* TO BE DONE: Retype the full set of records. Keep every character identical.

* RECORD LIST:
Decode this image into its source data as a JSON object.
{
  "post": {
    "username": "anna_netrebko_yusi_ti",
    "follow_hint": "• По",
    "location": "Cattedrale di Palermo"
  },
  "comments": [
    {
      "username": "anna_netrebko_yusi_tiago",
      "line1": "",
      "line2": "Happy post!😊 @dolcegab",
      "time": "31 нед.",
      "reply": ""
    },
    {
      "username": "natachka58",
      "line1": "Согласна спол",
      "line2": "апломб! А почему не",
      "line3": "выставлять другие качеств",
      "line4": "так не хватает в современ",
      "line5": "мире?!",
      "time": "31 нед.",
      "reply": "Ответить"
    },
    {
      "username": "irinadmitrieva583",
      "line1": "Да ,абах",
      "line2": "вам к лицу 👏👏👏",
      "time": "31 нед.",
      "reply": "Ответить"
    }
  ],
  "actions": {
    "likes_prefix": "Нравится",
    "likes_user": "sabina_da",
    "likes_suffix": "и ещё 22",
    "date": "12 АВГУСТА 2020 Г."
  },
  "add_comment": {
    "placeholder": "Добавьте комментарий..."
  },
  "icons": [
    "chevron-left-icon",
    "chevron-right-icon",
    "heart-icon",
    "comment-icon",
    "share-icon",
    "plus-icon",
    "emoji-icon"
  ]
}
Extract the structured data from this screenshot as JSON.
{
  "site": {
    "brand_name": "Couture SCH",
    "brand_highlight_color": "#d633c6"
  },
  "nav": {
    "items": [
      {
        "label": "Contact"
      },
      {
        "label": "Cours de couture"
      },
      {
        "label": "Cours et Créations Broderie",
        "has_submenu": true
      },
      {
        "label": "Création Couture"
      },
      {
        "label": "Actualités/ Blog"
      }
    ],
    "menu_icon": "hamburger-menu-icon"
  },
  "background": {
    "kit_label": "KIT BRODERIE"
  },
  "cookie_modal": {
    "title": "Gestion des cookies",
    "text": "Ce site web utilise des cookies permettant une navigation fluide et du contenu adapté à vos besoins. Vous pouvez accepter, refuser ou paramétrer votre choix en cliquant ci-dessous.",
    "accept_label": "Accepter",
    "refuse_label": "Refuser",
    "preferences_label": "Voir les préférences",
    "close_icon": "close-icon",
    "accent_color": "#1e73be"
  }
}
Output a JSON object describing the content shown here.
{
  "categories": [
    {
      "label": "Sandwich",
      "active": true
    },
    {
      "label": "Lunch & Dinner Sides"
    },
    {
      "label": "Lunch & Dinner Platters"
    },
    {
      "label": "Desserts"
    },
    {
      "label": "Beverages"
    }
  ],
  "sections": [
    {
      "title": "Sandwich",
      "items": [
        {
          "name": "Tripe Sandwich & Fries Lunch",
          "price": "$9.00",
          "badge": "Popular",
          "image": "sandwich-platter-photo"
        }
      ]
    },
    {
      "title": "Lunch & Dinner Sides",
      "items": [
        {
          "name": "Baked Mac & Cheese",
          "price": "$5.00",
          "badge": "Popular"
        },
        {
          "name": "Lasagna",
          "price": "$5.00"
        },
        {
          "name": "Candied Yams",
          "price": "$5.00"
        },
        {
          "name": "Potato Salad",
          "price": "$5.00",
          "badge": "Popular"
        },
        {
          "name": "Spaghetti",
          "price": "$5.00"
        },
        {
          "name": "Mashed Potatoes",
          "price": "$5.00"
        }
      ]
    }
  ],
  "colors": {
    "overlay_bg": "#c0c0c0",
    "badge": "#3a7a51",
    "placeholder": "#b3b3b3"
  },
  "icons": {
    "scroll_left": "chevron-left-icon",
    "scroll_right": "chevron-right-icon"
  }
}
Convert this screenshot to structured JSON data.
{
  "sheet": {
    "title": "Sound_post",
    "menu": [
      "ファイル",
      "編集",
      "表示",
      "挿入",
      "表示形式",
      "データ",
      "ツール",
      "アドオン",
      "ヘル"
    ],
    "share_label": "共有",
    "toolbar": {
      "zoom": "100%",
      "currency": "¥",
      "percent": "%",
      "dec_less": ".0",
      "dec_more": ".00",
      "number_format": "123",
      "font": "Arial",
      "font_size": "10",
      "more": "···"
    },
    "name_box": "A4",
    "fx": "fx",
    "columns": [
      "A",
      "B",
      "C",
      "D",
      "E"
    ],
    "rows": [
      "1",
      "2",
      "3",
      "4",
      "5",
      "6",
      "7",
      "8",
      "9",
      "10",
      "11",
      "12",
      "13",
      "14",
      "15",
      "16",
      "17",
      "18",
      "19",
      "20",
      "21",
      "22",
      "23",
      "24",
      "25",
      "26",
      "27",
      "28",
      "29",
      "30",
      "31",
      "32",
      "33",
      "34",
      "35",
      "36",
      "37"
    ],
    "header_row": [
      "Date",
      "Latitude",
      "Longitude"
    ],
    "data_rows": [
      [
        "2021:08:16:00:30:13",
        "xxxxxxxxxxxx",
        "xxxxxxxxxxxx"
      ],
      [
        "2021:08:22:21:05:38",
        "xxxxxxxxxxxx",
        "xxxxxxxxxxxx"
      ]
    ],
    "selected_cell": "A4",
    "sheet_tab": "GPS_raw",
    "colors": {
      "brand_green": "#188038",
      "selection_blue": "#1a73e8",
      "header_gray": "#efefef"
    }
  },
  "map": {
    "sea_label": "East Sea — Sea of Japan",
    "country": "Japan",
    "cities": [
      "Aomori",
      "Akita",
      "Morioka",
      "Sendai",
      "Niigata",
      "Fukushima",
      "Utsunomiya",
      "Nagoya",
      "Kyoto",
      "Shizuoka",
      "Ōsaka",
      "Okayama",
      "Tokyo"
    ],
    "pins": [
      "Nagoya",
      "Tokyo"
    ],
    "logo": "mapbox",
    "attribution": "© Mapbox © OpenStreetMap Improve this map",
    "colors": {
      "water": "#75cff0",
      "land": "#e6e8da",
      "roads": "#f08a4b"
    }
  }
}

* REPLY TO THE EXERCISE:
Decode this image into its source data as a JSON object.
{
  "post": {
    "username": "anna_netrebko_yusi_ti",
    "follow_hint": "• По",
    "location": "Cattedrale di Palermo"
  },
  "comments": [
    {
      "username": "anna_netrebko_yusi_tiago",
      "line1": "",
      "line2": "Happy post!😊 @dolcegab",
      "time": "31 нед.",
      "reply": ""
    },
    {
      "username": "natachka58",
      "line1": "Согласна спол",
      "line2": "апломб! А почему не",
      "line3": "выставлять другие качеств",
      "line4": "так не хватает в современ",
      "line5": "мире?!",
      "time": "31 нед.",
      "reply": "Ответить"
    },
    {
      "username": "irinadmitrieva583",
      "line1": "Да ,абах",
      "line2": "вам к лицу 👏👏👏",
      "time": "31 нед.",
      "reply": "Ответить"
    }
  ],
  "actions": {
    "likes_prefix": "Нравится",
    "likes_user": "sabina_da",
    "likes_suffix": "и ещё 22",
    "date": "12 АВГУСТА 2020 Г."
  },
  "add_comment": {
    "placeholder": "Добавьте комментарий..."
  },
  "icons": [
    "chevron-left-icon",
    "chevron-right-icon",
    "heart-icon",
    "comment-icon",
    "share-icon",
    "plus-icon",
    "emoji-icon"
  ]
}
Extract the structured data from this screenshot as JSON.
{
  "site": {
    "brand_name": "Couture SCH",
    "brand_highlight_color": "#d633c6"
  },
  "nav": {
    "items": [
      {
        "label": "Contact"
      },
      {
        "label": "Cours de couture"
      },
      {
        "label": "Cours et Créations Broderie",
        "has_submenu": true
      },
      {
        "label": "Création Couture"
      },
      {
        "label": "Actualités/ Blog"
      }
    ],
    "menu_icon": "hamburger-menu-icon"
  },
  "background": {
    "kit_label": "KIT BRODERIE"
  },
  "cookie_modal": {
    "title": "Gestion des cookies",
    "text": "Ce site web utilise des cookies permettant une navigation fluide et du contenu adapté à vos besoins. Vous pouvez accepter, refuser ou paramétrer votre choix en cliquant ci-dessous.",
    "accept_label": "Accepter",
    "refuse_label": "Refuser",
    "preferences_label": "Voir les préférences",
    "close_icon": "close-icon",
    "accent_color": "#1e73be"
  }
}
Output a JSON object describing the content shown here.
{
  "categories": [
    {
      "label": "Sandwich",
      "active": true
    },
    {
      "label": "Lunch & Dinner Sides"
    },
    {
      "label": "Lunch & Dinner Platters"
    },
    {
      "label": "Desserts"
    },
    {
      "label": "Beverages"
    }
  ],
  "sections": [
    {
      "title": "Sandwich",
      "items": [
        {
          "name": "Tripe Sandwich & Fries Lunch",
          "price": "$9.00",
          "badge": "Popular",
          "image": "sandwich-platter-photo"
        }
      ]
    },
    {
      "title": "Lunch & Dinner Sides",
      "items": [
        {
          "name": "Baked Mac & Cheese",
          "price": "$5.00",
          "badge": "Popular"
        },
        {
          "name": "Lasagna",
          "price": "$5.00"
        },
        {
          "name": "Candied Yams",
          "price": "$5.00"
        },
        {
          "name": "Potato Salad",
          "price": "$5.00",
          "badge": "Popular"
        },
        {
          "name": "Spaghetti",
          "price": "$5.00"
        },
        {
          "name": "Mashed Potatoes",
          "price": "$5.00"
        }
      ]
    }
  ],
  "colors": {
    "overlay_bg": "#c0c0c0",
    "badge": "#3a7a51",
    "placeholder": "#b3b3b3"
  },
  "icons": {
    "scroll_left": "chevron-left-icon",
    "scroll_right": "chevron-right-icon"
  }
}
Convert this screenshot to structured JSON data.
{
  "sheet": {
    "title": "Sound_post",
    "menu": [
      "ファイル",
      "編集",
      "表示",
      "挿入",
      "表示形式",
      "データ",
      "ツール",
      "アドオン",
      "ヘル"
    ],
    "share_label": "共有",
    "toolbar": {
      "zoom": "100%",
      "currency": "¥",
      "percent": "%",
      "dec_less": ".0",
      "dec_more": ".00",
      "number_format": "123",
      "font": "Arial",
      "font_size": "10",
      "more": "···"
    },
    "name_box": "A4",
    "fx": "fx",
    "columns": [
      "A",
      "B",
      "C",
      "D",
      "E"
    ],
    "rows": [
      "1",
      "2",
      "3",
      "4",
      "5",
      "6",
      "7",
      "8",
      "9",
      "10",
      "11",
      "12",
      "13",
      "14",
      "15",
      "16",
      "17",
      "18",
      "19",
      "20",
      "21",
      "22",
      "23",
      "24",
      "25",
      "26",
      "27",
      "28",
      "29",
      "30",
      "31",
      "32",
      "33",
      "34",
      "35",
      "36",
      "37"
    ],
    "header_row": [
      "Date",
      "Latitude",
      "Longitude"
    ],
    "data_rows": [
      [
        "2021:08:16:00:30:13",
        "xxxxxxxxxxxx",
        "xxxxxxxxxxxx"
      ],
      [
        "2021:08:22:21:05:38",
        "xxxxxxxxxxxx",
        "xxxxxxxxxxxx"
      ]
    ],
    "selected_cell": "A4",
    "sheet_tab": "GPS_raw",
    "colors": {
      "brand_green": "#188038",
      "selection_blue": "#1a73e8",
      "header_gray": "#efefef"
    }
  },
  "map": {
    "sea_label": "East Sea — Sea of Japan",
    "country": "Japan",
    "cities": [
      "Aomori",
      "Akita",
      "Morioka",
      "Sendai",
      "Niigata",
      "Fukushima",
      "Utsunomiya",
      "Nagoya",
      "Kyoto",
      "Shizuoka",
      "Ōsaka",
      "Okayama",
      "Tokyo"
    ],
    "pins": [
      "Nagoya",
      "Tokyo"
    ],
    "logo": "mapbox",
    "attribution": "© Mapbox © OpenStreetMap Improve this map",
    "colors": {
      "water": "#75cff0",
      "land": "#e6e8da",
      "roads": "#f08a4b"
    }
  }
}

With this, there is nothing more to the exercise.